Begin

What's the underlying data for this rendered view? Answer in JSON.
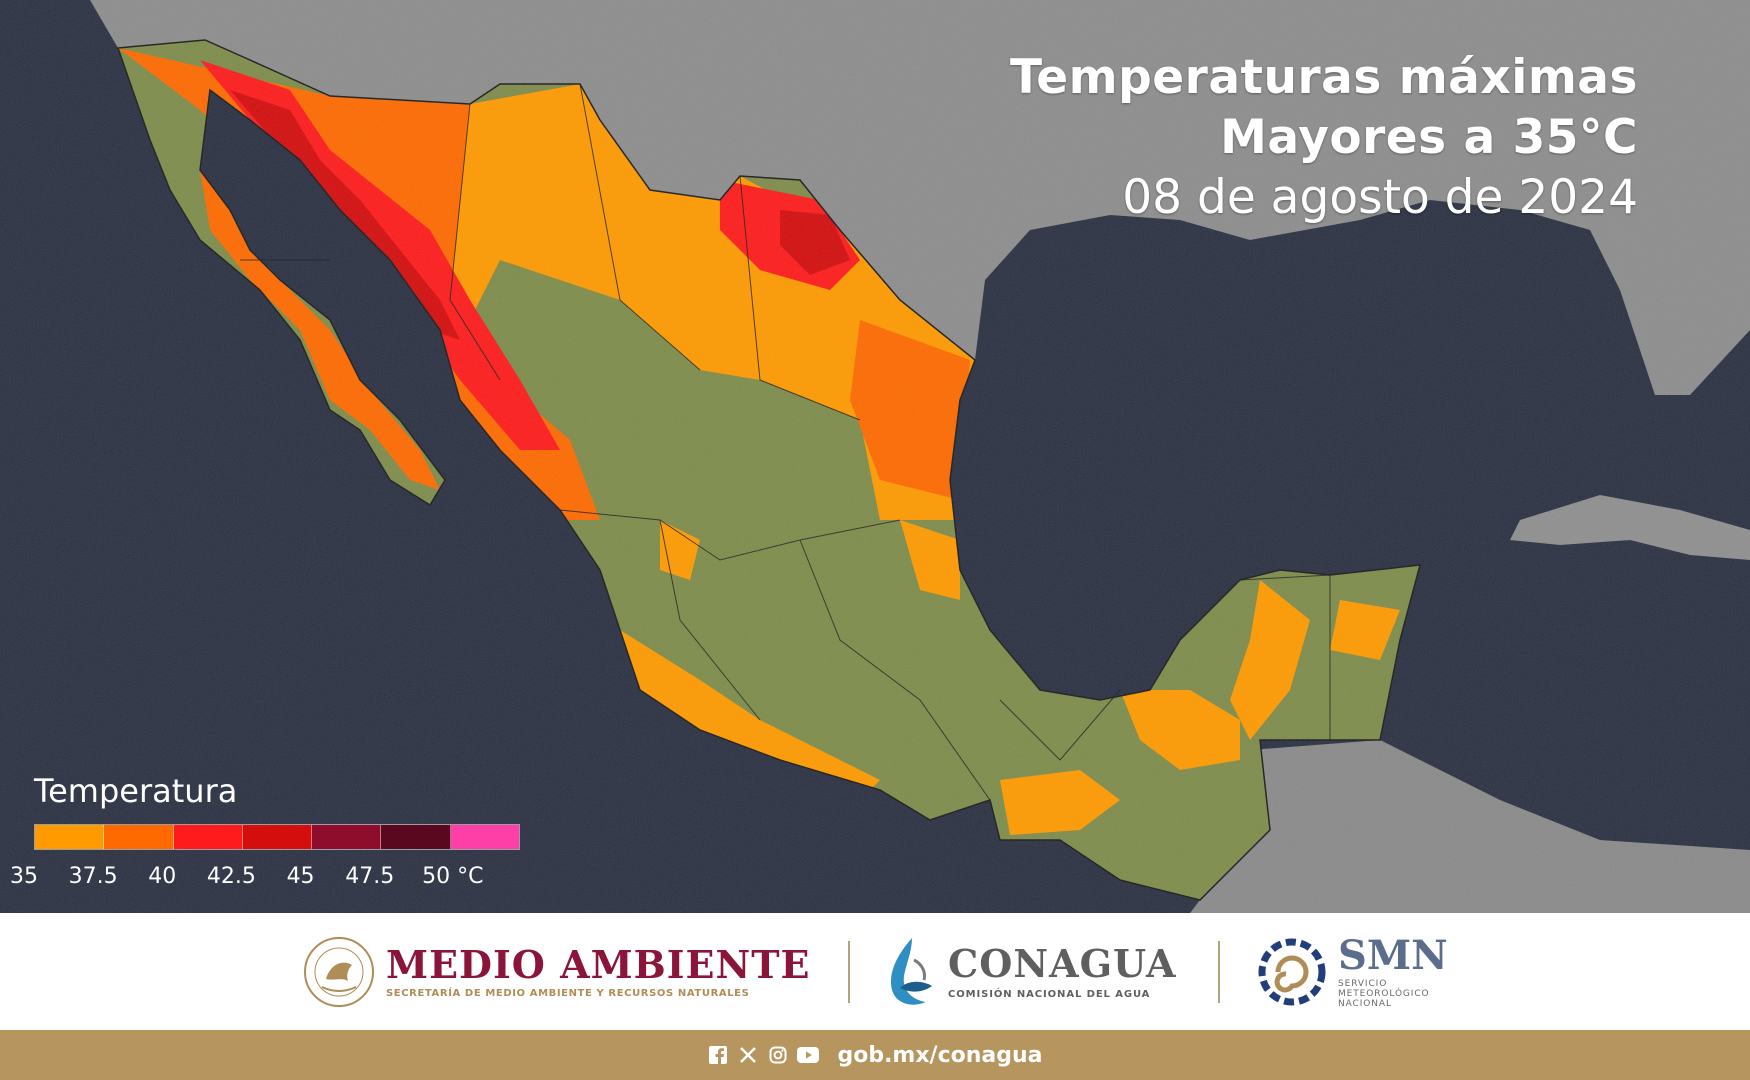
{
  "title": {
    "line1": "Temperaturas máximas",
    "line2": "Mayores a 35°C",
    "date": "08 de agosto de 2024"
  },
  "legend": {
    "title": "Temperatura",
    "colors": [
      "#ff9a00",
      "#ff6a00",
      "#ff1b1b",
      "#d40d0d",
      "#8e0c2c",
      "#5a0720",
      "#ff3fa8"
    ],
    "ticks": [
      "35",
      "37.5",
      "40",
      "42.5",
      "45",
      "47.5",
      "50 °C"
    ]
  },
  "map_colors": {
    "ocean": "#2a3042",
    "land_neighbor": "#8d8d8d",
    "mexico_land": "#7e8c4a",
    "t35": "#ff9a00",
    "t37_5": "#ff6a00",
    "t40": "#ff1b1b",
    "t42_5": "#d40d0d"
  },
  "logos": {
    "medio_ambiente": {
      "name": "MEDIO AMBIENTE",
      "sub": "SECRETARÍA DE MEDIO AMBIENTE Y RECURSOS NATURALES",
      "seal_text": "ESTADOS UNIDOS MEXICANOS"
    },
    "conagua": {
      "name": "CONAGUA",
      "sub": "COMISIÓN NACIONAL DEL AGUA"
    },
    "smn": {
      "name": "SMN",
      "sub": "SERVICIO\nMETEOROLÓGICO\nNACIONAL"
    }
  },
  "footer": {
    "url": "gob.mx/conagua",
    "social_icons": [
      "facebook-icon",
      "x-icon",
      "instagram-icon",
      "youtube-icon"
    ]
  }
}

End

◆ Exercise task ◆
Without the pictures, reproduce every line of the records above exactly.

◆ Result ◆
What's the underlying data for this rendered view? Answer in JSON.
{
  "title": {
    "line1": "Temperaturas máximas",
    "line2": "Mayores a 35°C",
    "date": "08 de agosto de 2024"
  },
  "legend": {
    "title": "Temperatura",
    "colors": [
      "#ff9a00",
      "#ff6a00",
      "#ff1b1b",
      "#d40d0d",
      "#8e0c2c",
      "#5a0720",
      "#ff3fa8"
    ],
    "ticks": [
      "35",
      "37.5",
      "40",
      "42.5",
      "45",
      "47.5",
      "50 °C"
    ]
  },
  "map_colors": {
    "ocean": "#2a3042",
    "land_neighbor": "#8d8d8d",
    "mexico_land": "#7e8c4a",
    "t35": "#ff9a00",
    "t37_5": "#ff6a00",
    "t40": "#ff1b1b",
    "t42_5": "#d40d0d"
  },
  "logos": {
    "medio_ambiente": {
      "name": "MEDIO AMBIENTE",
      "sub": "SECRETARÍA DE MEDIO AMBIENTE Y RECURSOS NATURALES",
      "seal_text": "ESTADOS UNIDOS MEXICANOS"
    },
    "conagua": {
      "name": "CONAGUA",
      "sub": "COMISIÓN NACIONAL DEL AGUA"
    },
    "smn": {
      "name": "SMN",
      "sub": "SERVICIO\nMETEOROLÓGICO\nNACIONAL"
    }
  },
  "footer": {
    "url": "gob.mx/conagua",
    "social_icons": [
      "facebook-icon",
      "x-icon",
      "instagram-icon",
      "youtube-icon"
    ]
  }
}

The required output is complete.